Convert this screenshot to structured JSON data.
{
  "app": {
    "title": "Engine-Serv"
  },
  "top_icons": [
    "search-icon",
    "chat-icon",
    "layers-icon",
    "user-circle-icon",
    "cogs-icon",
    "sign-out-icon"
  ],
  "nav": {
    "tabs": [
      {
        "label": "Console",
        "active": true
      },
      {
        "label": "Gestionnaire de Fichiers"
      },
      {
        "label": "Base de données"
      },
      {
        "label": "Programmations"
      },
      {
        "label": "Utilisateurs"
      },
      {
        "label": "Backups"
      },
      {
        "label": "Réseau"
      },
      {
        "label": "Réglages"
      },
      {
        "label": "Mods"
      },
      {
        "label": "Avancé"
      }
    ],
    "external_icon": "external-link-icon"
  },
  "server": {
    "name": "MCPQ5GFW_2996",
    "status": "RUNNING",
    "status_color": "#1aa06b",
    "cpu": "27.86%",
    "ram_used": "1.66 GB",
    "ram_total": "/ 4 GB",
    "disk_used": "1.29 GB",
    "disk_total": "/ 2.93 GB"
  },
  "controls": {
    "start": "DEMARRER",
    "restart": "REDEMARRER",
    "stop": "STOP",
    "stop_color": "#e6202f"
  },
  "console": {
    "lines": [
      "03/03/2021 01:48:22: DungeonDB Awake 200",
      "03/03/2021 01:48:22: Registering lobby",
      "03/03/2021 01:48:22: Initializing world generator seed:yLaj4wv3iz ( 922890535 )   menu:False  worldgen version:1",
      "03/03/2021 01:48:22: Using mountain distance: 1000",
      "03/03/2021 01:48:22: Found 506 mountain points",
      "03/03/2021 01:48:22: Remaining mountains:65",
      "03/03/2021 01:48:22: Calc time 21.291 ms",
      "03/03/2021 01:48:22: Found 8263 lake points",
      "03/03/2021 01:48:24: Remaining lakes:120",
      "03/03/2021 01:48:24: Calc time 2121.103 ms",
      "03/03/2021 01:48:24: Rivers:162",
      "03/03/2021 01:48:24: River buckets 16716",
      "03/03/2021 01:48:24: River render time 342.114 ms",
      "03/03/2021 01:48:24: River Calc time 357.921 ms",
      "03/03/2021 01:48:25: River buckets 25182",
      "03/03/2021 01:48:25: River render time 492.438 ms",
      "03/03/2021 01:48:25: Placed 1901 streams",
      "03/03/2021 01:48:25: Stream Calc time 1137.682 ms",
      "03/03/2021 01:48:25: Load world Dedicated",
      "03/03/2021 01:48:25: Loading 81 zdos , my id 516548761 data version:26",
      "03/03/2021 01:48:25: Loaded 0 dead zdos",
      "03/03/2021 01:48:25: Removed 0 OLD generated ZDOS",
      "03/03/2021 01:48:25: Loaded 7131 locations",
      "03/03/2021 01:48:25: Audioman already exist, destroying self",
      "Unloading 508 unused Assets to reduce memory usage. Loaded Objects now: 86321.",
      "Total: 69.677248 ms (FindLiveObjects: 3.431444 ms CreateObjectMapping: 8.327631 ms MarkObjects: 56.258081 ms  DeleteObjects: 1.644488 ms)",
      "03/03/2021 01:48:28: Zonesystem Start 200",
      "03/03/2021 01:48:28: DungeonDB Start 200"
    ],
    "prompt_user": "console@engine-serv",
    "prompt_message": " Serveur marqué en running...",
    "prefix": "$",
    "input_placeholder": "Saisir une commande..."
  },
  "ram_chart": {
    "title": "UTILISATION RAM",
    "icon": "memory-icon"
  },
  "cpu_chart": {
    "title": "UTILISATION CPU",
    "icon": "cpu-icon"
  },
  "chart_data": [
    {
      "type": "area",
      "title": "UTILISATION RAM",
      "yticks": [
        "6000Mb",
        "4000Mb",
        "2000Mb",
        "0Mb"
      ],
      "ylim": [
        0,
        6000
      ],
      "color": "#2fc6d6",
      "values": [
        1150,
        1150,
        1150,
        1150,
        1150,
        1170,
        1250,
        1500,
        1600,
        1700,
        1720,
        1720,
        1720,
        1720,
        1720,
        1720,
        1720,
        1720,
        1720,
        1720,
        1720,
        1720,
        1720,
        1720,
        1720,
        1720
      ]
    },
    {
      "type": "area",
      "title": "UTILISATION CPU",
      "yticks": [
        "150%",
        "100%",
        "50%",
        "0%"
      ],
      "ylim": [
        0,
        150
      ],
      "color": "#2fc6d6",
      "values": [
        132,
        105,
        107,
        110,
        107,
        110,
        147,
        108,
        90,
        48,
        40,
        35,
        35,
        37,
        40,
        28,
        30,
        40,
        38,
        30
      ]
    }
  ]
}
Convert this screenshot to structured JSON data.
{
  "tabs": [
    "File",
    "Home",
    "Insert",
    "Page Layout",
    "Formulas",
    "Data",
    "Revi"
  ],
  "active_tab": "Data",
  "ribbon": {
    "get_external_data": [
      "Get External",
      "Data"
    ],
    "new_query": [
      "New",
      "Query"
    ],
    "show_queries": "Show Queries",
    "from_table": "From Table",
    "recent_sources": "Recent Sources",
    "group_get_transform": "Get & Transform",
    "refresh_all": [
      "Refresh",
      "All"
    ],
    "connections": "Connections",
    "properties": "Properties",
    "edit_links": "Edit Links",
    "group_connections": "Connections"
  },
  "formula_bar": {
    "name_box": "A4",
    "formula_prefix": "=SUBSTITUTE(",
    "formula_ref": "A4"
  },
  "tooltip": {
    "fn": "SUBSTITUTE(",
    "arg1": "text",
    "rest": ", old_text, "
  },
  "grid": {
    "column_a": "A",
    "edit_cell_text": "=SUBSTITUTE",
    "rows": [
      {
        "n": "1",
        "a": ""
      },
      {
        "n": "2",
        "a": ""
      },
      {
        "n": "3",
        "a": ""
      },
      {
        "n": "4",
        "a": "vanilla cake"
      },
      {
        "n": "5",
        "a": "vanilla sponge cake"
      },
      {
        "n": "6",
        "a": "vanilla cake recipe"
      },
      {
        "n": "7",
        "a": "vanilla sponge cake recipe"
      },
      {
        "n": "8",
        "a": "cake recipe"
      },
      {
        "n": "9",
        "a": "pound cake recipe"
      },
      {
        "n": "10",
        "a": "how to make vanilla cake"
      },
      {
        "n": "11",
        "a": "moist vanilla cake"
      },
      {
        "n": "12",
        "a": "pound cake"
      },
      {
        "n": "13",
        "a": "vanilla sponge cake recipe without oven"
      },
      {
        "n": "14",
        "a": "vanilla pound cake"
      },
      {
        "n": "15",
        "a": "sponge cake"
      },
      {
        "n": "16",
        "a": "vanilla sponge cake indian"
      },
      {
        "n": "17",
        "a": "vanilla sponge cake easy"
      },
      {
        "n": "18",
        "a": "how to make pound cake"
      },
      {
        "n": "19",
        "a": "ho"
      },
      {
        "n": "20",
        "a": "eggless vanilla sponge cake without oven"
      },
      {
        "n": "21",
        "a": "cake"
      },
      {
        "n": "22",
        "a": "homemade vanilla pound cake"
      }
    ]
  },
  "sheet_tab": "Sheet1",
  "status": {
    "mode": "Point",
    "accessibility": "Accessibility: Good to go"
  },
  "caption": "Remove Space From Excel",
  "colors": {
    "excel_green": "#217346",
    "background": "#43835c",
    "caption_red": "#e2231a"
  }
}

_What needs to be done_
Pull out each record as written and restate it exactly.

_Output of the exercise_
Convert this screenshot to structured JSON data.
{
  "app": {
    "title": "Engine-Serv"
  },
  "top_icons": [
    "search-icon",
    "chat-icon",
    "layers-icon",
    "user-circle-icon",
    "cogs-icon",
    "sign-out-icon"
  ],
  "nav": {
    "tabs": [
      {
        "label": "Console",
        "active": true
      },
      {
        "label": "Gestionnaire de Fichiers"
      },
      {
        "label": "Base de données"
      },
      {
        "label": "Programmations"
      },
      {
        "label": "Utilisateurs"
      },
      {
        "label": "Backups"
      },
      {
        "label": "Réseau"
      },
      {
        "label": "Réglages"
      },
      {
        "label": "Mods"
      },
      {
        "label": "Avancé"
      }
    ],
    "external_icon": "external-link-icon"
  },
  "server": {
    "name": "MCPQ5GFW_2996",
    "status": "RUNNING",
    "status_color": "#1aa06b",
    "cpu": "27.86%",
    "ram_used": "1.66 GB",
    "ram_total": "/ 4 GB",
    "disk_used": "1.29 GB",
    "disk_total": "/ 2.93 GB"
  },
  "controls": {
    "start": "DEMARRER",
    "restart": "REDEMARRER",
    "stop": "STOP",
    "stop_color": "#e6202f"
  },
  "console": {
    "lines": [
      "03/03/2021 01:48:22: DungeonDB Awake 200",
      "03/03/2021 01:48:22: Registering lobby",
      "03/03/2021 01:48:22: Initializing world generator seed:yLaj4wv3iz ( 922890535 )   menu:False  worldgen version:1",
      "03/03/2021 01:48:22: Using mountain distance: 1000",
      "03/03/2021 01:48:22: Found 506 mountain points",
      "03/03/2021 01:48:22: Remaining mountains:65",
      "03/03/2021 01:48:22: Calc time 21.291 ms",
      "03/03/2021 01:48:22: Found 8263 lake points",
      "03/03/2021 01:48:24: Remaining lakes:120",
      "03/03/2021 01:48:24: Calc time 2121.103 ms",
      "03/03/2021 01:48:24: Rivers:162",
      "03/03/2021 01:48:24: River buckets 16716",
      "03/03/2021 01:48:24: River render time 342.114 ms",
      "03/03/2021 01:48:24: River Calc time 357.921 ms",
      "03/03/2021 01:48:25: River buckets 25182",
      "03/03/2021 01:48:25: River render time 492.438 ms",
      "03/03/2021 01:48:25: Placed 1901 streams",
      "03/03/2021 01:48:25: Stream Calc time 1137.682 ms",
      "03/03/2021 01:48:25: Load world Dedicated",
      "03/03/2021 01:48:25: Loading 81 zdos , my id 516548761 data version:26",
      "03/03/2021 01:48:25: Loaded 0 dead zdos",
      "03/03/2021 01:48:25: Removed 0 OLD generated ZDOS",
      "03/03/2021 01:48:25: Loaded 7131 locations",
      "03/03/2021 01:48:25: Audioman already exist, destroying self",
      "Unloading 508 unused Assets to reduce memory usage. Loaded Objects now: 86321.",
      "Total: 69.677248 ms (FindLiveObjects: 3.431444 ms CreateObjectMapping: 8.327631 ms MarkObjects: 56.258081 ms  DeleteObjects: 1.644488 ms)",
      "03/03/2021 01:48:28: Zonesystem Start 200",
      "03/03/2021 01:48:28: DungeonDB Start 200"
    ],
    "prompt_user": "console@engine-serv",
    "prompt_message": " Serveur marqué en running...",
    "prefix": "$",
    "input_placeholder": "Saisir une commande..."
  },
  "ram_chart": {
    "title": "UTILISATION RAM",
    "icon": "memory-icon"
  },
  "cpu_chart": {
    "title": "UTILISATION CPU",
    "icon": "cpu-icon"
  },
  "chart_data": [
    {
      "type": "area",
      "title": "UTILISATION RAM",
      "yticks": [
        "6000Mb",
        "4000Mb",
        "2000Mb",
        "0Mb"
      ],
      "ylim": [
        0,
        6000
      ],
      "color": "#2fc6d6",
      "values": [
        1150,
        1150,
        1150,
        1150,
        1150,
        1170,
        1250,
        1500,
        1600,
        1700,
        1720,
        1720,
        1720,
        1720,
        1720,
        1720,
        1720,
        1720,
        1720,
        1720,
        1720,
        1720,
        1720,
        1720,
        1720,
        1720
      ]
    },
    {
      "type": "area",
      "title": "UTILISATION CPU",
      "yticks": [
        "150%",
        "100%",
        "50%",
        "0%"
      ],
      "ylim": [
        0,
        150
      ],
      "color": "#2fc6d6",
      "values": [
        132,
        105,
        107,
        110,
        107,
        110,
        147,
        108,
        90,
        48,
        40,
        35,
        35,
        37,
        40,
        28,
        30,
        40,
        38,
        30
      ]
    }
  ]
}
Convert this screenshot to structured JSON data.
{
  "tabs": [
    "File",
    "Home",
    "Insert",
    "Page Layout",
    "Formulas",
    "Data",
    "Revi"
  ],
  "active_tab": "Data",
  "ribbon": {
    "get_external_data": [
      "Get External",
      "Data"
    ],
    "new_query": [
      "New",
      "Query"
    ],
    "show_queries": "Show Queries",
    "from_table": "From Table",
    "recent_sources": "Recent Sources",
    "group_get_transform": "Get & Transform",
    "refresh_all": [
      "Refresh",
      "All"
    ],
    "connections": "Connections",
    "properties": "Properties",
    "edit_links": "Edit Links",
    "group_connections": "Connections"
  },
  "formula_bar": {
    "name_box": "A4",
    "formula_prefix": "=SUBSTITUTE(",
    "formula_ref": "A4"
  },
  "tooltip": {
    "fn": "SUBSTITUTE(",
    "arg1": "text",
    "rest": ", old_text, "
  },
  "grid": {
    "column_a": "A",
    "edit_cell_text": "=SUBSTITUTE",
    "rows": [
      {
        "n": "1",
        "a": ""
      },
      {
        "n": "2",
        "a": ""
      },
      {
        "n": "3",
        "a": ""
      },
      {
        "n": "4",
        "a": "vanilla cake"
      },
      {
        "n": "5",
        "a": "vanilla sponge cake"
      },
      {
        "n": "6",
        "a": "vanilla cake recipe"
      },
      {
        "n": "7",
        "a": "vanilla sponge cake recipe"
      },
      {
        "n": "8",
        "a": "cake recipe"
      },
      {
        "n": "9",
        "a": "pound cake recipe"
      },
      {
        "n": "10",
        "a": "how to make vanilla cake"
      },
      {
        "n": "11",
        "a": "moist vanilla cake"
      },
      {
        "n": "12",
        "a": "pound cake"
      },
      {
        "n": "13",
        "a": "vanilla sponge cake recipe without oven"
      },
      {
        "n": "14",
        "a": "vanilla pound cake"
      },
      {
        "n": "15",
        "a": "sponge cake"
      },
      {
        "n": "16",
        "a": "vanilla sponge cake indian"
      },
      {
        "n": "17",
        "a": "vanilla sponge cake easy"
      },
      {
        "n": "18",
        "a": "how to make pound cake"
      },
      {
        "n": "19",
        "a": "ho"
      },
      {
        "n": "20",
        "a": "eggless vanilla sponge cake without oven"
      },
      {
        "n": "21",
        "a": "cake"
      },
      {
        "n": "22",
        "a": "homemade vanilla pound cake"
      }
    ]
  },
  "sheet_tab": "Sheet1",
  "status": {
    "mode": "Point",
    "accessibility": "Accessibility: Good to go"
  },
  "caption": "Remove Space From Excel",
  "colors": {
    "excel_green": "#217346",
    "background": "#43835c",
    "caption_red": "#e2231a"
  }
}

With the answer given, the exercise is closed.